STATED GOAL 1
Answer these questions about the review of How to Build a Girl:
(a) Which friend read the NY Times review of the novel?
(b) For which publication does Johanna land a recurring gig as a reviewer?
(c) What does she bring to the D&ME office?

PASSAGE GIVEN
How to Build a Not-Quite Successful Novel About a Girl

Up until my friend Kurtis read a NY Times review of How to Build a Girl, I had successfully avoided the work of Caitlin Moran. I’d heard a lot of buzz about her book How to be a Woman and an equal amount of buzz about how her feminism isn’t exactly intersectional.

But my friend Kurtis read that review and said they might as well have called this one “book for Jodi.” And he’s right. The synopsis of this book is so far in my wheelhouse that we could spend Sunday nights cuddling on the couch and watching re-runs of Buffy.

Chubby, poor 90s teen Johanna Morrigan reinvents herself as dazzling and dangerous music journalist Dolly Wild. Hilarity and heartbreak ensue. Of course I had to read it.

Johanna is a precocious teenage misfit whose only friends are her two brothers (one older, one much younger) and her dog. Her family is in dire circumstances, on the dole because dad has a mystery ailment most often coped with by booze and pills. Mom’s super depressed because, well, they’re poor and she just had a surprise set of twins. Johanna is lonely and horny and bored and said something stupid to someone nearby and thus convinced the family will be plummeted further into poverty when the government investigates them.

So she invents Dolly Wilde, becomes obsessed with music, and lands herself a recurring gig as a reviewer for Disc & Music Echo. Because she is a socially awkward teen Johanna lubricates herself with alcohol and cigarettes and acts the way she things wild(e) rock & roll reviewers act. It is hilarious and awful and awkward, wand wonderful for the reader. She brings a bottle of Mad Dog 20/20 to the D&ME office and I wanted to die for her.

Page element annotations:
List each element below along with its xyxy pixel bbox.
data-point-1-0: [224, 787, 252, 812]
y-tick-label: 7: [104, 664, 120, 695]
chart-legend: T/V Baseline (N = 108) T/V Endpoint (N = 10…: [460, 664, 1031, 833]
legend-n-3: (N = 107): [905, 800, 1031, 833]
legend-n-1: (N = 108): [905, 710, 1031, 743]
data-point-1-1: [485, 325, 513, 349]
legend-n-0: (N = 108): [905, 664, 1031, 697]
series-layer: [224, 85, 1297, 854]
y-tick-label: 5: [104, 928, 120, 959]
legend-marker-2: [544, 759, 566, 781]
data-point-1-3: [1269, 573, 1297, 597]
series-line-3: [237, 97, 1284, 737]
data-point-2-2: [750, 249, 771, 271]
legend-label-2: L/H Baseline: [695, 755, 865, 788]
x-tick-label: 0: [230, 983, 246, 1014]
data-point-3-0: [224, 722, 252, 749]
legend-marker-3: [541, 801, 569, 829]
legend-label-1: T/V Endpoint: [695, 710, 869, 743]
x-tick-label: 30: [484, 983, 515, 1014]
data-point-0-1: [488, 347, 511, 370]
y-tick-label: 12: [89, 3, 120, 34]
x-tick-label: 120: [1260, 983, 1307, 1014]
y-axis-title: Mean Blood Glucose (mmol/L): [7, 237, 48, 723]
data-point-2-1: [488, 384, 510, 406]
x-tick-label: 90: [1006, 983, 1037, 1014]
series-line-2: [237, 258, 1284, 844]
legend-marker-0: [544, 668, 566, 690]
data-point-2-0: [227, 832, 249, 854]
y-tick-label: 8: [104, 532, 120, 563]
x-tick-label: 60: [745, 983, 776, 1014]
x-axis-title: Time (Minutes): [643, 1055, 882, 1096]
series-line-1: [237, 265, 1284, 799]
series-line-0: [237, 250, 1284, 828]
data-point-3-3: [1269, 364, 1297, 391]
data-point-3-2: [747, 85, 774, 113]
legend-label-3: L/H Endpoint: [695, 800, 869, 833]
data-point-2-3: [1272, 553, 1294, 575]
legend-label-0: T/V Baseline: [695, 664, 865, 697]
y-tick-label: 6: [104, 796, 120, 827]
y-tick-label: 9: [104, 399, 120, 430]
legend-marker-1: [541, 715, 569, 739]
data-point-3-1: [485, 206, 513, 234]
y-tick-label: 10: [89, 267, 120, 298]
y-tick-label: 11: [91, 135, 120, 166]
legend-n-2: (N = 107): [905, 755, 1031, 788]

STATED GOAL 2
Transcribe the records line for line, starting at their first line and stopping after the line that contains "series-line-1: [237, 265, 1284, 799]".

EXPECTED OUTPUT 1
(a) Kurtis
(b) Disc & Music Echo
(c) A bottle of Mad Dog 20/20

EXPECTED OUTPUT 2
List each element below along with its xyxy pixel bbox.
data-point-1-0: [224, 787, 252, 812]
y-tick-label: 7: [104, 664, 120, 695]
chart-legend: T/V Baseline (N = 108) T/V Endpoint (N = 10…: [460, 664, 1031, 833]
legend-n-3: (N = 107): [905, 800, 1031, 833]
legend-n-1: (N = 108): [905, 710, 1031, 743]
data-point-1-1: [485, 325, 513, 349]
legend-n-0: (N = 108): [905, 664, 1031, 697]
series-layer: [224, 85, 1297, 854]
y-tick-label: 5: [104, 928, 120, 959]
legend-marker-2: [544, 759, 566, 781]
data-point-1-3: [1269, 573, 1297, 597]
series-line-3: [237, 97, 1284, 737]
data-point-2-2: [750, 249, 771, 271]
legend-label-2: L/H Baseline: [695, 755, 865, 788]
x-tick-label: 0: [230, 983, 246, 1014]
data-point-3-0: [224, 722, 252, 749]
legend-marker-3: [541, 801, 569, 829]
legend-label-1: T/V Endpoint: [695, 710, 869, 743]
x-tick-label: 30: [484, 983, 515, 1014]
data-point-0-1: [488, 347, 511, 370]
y-tick-label: 12: [89, 3, 120, 34]
x-tick-label: 120: [1260, 983, 1307, 1014]
y-axis-title: Mean Blood Glucose (mmol/L): [7, 237, 48, 723]
data-point-2-1: [488, 384, 510, 406]
x-tick-label: 90: [1006, 983, 1037, 1014]
series-line-2: [237, 258, 1284, 844]
legend-marker-0: [544, 668, 566, 690]
data-point-2-0: [227, 832, 249, 854]
y-tick-label: 8: [104, 532, 120, 563]
x-tick-label: 60: [745, 983, 776, 1014]
x-axis-title: Time (Minutes): [643, 1055, 882, 1096]
series-line-1: [237, 265, 1284, 799]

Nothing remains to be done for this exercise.